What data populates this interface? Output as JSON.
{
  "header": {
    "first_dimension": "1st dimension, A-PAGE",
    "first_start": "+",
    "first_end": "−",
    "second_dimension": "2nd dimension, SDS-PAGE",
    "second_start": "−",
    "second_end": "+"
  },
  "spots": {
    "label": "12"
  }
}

· · · · · · ·

• Stated task
Quote every line of the data, word for word.

• Response for this exercise
What data populates this interface? Output as JSON.
{
  "header": {
    "first_dimension": "1st dimension, A-PAGE",
    "first_start": "+",
    "first_end": "−",
    "second_dimension": "2nd dimension, SDS-PAGE",
    "second_start": "−",
    "second_end": "+"
  },
  "spots": {
    "label": "12"
  }
}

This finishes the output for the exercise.